◆ **ENTRIES PROVIDED**
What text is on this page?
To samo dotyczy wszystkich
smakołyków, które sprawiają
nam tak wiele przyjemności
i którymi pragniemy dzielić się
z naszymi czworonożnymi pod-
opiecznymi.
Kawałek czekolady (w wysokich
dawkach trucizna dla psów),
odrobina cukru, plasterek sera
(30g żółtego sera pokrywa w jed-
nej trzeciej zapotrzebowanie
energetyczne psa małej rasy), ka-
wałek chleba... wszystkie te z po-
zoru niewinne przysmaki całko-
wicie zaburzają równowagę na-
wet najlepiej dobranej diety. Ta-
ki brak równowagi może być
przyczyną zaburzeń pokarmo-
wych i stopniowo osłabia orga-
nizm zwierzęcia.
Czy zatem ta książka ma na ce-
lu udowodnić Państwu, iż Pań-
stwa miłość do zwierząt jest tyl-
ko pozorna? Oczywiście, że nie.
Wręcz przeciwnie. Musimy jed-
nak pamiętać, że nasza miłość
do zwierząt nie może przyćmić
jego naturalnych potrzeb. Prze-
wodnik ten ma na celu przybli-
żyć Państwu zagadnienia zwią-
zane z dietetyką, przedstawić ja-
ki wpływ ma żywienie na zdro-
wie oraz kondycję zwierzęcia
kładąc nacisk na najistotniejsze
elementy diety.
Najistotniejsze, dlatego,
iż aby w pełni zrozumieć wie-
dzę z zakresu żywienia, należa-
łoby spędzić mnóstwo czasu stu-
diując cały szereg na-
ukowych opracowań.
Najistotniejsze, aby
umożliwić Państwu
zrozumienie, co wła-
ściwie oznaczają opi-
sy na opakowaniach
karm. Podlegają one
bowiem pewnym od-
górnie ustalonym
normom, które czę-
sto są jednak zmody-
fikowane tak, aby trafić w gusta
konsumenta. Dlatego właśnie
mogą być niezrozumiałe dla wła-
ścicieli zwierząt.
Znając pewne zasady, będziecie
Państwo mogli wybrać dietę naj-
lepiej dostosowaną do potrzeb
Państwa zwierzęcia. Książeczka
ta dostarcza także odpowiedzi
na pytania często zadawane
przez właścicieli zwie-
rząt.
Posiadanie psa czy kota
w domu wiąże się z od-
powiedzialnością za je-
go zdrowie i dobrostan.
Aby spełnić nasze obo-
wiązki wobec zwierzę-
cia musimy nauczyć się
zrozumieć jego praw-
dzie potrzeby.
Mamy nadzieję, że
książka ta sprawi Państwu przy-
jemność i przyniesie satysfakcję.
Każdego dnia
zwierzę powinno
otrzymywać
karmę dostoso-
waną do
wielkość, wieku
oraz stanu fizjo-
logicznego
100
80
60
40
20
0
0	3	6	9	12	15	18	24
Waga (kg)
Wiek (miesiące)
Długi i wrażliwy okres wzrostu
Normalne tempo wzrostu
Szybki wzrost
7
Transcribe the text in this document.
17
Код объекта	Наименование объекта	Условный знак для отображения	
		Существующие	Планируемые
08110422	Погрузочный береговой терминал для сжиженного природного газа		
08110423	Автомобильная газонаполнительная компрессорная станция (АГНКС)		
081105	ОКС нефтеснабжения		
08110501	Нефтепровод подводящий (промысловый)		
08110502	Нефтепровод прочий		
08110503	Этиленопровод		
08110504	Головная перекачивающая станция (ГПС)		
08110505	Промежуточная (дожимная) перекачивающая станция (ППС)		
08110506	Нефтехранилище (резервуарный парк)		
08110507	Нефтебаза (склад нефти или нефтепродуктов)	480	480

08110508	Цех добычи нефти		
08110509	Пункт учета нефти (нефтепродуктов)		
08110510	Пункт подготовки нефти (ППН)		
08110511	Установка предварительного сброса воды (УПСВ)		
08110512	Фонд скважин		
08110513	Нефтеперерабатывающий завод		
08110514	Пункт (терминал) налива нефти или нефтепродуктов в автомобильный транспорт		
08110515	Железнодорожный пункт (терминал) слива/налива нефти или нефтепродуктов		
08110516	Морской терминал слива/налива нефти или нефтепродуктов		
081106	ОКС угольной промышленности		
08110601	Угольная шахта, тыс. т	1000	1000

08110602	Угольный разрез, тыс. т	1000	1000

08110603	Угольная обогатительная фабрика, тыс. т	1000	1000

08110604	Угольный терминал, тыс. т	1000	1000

◆ **EXERCISE PROMPT**
Extract the complete listing above, reproducing each line exactly.

◆ **EXPECTED ANSWER**
What text is on this page?
To samo dotyczy wszystkich
smakołyków, które sprawiają
nam tak wiele przyjemności
i którymi pragniemy dzielić się
z naszymi czworonożnymi pod-
opiecznymi.
Kawałek czekolady (w wysokich
dawkach trucizna dla psów),
odrobina cukru, plasterek sera
(30g żółtego sera pokrywa w jed-
nej trzeciej zapotrzebowanie
energetyczne psa małej rasy), ka-
wałek chleba... wszystkie te z po-
zoru niewinne przysmaki całko-
wicie zaburzają równowagę na-
wet najlepiej dobranej diety. Ta-
ki brak równowagi może być
przyczyną zaburzeń pokarmo-
wych i stopniowo osłabia orga-
nizm zwierzęcia.
Czy zatem ta książka ma na ce-
lu udowodnić Państwu, iż Pań-
stwa miłość do zwierząt jest tyl-
ko pozorna? Oczywiście, że nie.
Wręcz przeciwnie. Musimy jed-
nak pamiętać, że nasza miłość
do zwierząt nie może przyćmić
jego naturalnych potrzeb. Prze-
wodnik ten ma na celu przybli-
żyć Państwu zagadnienia zwią-
zane z dietetyką, przedstawić ja-
ki wpływ ma żywienie na zdro-
wie oraz kondycję zwierzęcia
kładąc nacisk na najistotniejsze
elementy diety.
Najistotniejsze, dlatego,
iż aby w pełni zrozumieć wie-
dzę z zakresu żywienia, należa-
łoby spędzić mnóstwo czasu stu-
diując cały szereg na-
ukowych opracowań.
Najistotniejsze, aby
umożliwić Państwu
zrozumienie, co wła-
ściwie oznaczają opi-
sy na opakowaniach
karm. Podlegają one
bowiem pewnym od-
górnie ustalonym
normom, które czę-
sto są jednak zmody-
fikowane tak, aby trafić w gusta
konsumenta. Dlatego właśnie
mogą być niezrozumiałe dla wła-
ścicieli zwierząt.
Znając pewne zasady, będziecie
Państwo mogli wybrać dietę naj-
lepiej dostosowaną do potrzeb
Państwa zwierzęcia. Książeczka
ta dostarcza także odpowiedzi
na pytania często zadawane
przez właścicieli zwie-
rząt.
Posiadanie psa czy kota
w domu wiąże się z od-
powiedzialnością za je-
go zdrowie i dobrostan.
Aby spełnić nasze obo-
wiązki wobec zwierzę-
cia musimy nauczyć się
zrozumieć jego praw-
dzie potrzeby.
Mamy nadzieję, że
książka ta sprawi Państwu przy-
jemność i przyniesie satysfakcję.
Każdego dnia
zwierzę powinno
otrzymywać
karmę dostoso-
waną do
wielkość, wieku
oraz stanu fizjo-
logicznego
100
80
60
40
20
0
0	3	6	9	12	15	18	24
Waga (kg)
Wiek (miesiące)
Długi i wrażliwy okres wzrostu
Normalne tempo wzrostu
Szybki wzrost
7
Transcribe the text in this document.
17
Код объекта	Наименование объекта	Условный знак для отображения	
		Существующие	Планируемые
08110422	Погрузочный береговой терминал для сжиженного природного газа		
08110423	Автомобильная газонаполнительная компрессорная станция (АГНКС)		
081105	ОКС нефтеснабжения		
08110501	Нефтепровод подводящий (промысловый)		
08110502	Нефтепровод прочий		
08110503	Этиленопровод		
08110504	Головная перекачивающая станция (ГПС)		
08110505	Промежуточная (дожимная) перекачивающая станция (ППС)		
08110506	Нефтехранилище (резервуарный парк)		
08110507	Нефтебаза (склад нефти или нефтепродуктов)	480	480

08110508	Цех добычи нефти		
08110509	Пункт учета нефти (нефтепродуктов)		
08110510	Пункт подготовки нефти (ППН)		
08110511	Установка предварительного сброса воды (УПСВ)		
08110512	Фонд скважин		
08110513	Нефтеперерабатывающий завод		
08110514	Пункт (терминал) налива нефти или нефтепродуктов в автомобильный транспорт		
08110515	Железнодорожный пункт (терминал) слива/налива нефти или нефтепродуктов		
08110516	Морской терминал слива/налива нефти или нефтепродуктов		
081106	ОКС угольной промышленности		
08110601	Угольная шахта, тыс. т	1000	1000

08110602	Угольный разрез, тыс. т	1000	1000

08110603	Угольная обогатительная фабрика, тыс. т	1000	1000

08110604	Угольный терминал, тыс. т	1000	1000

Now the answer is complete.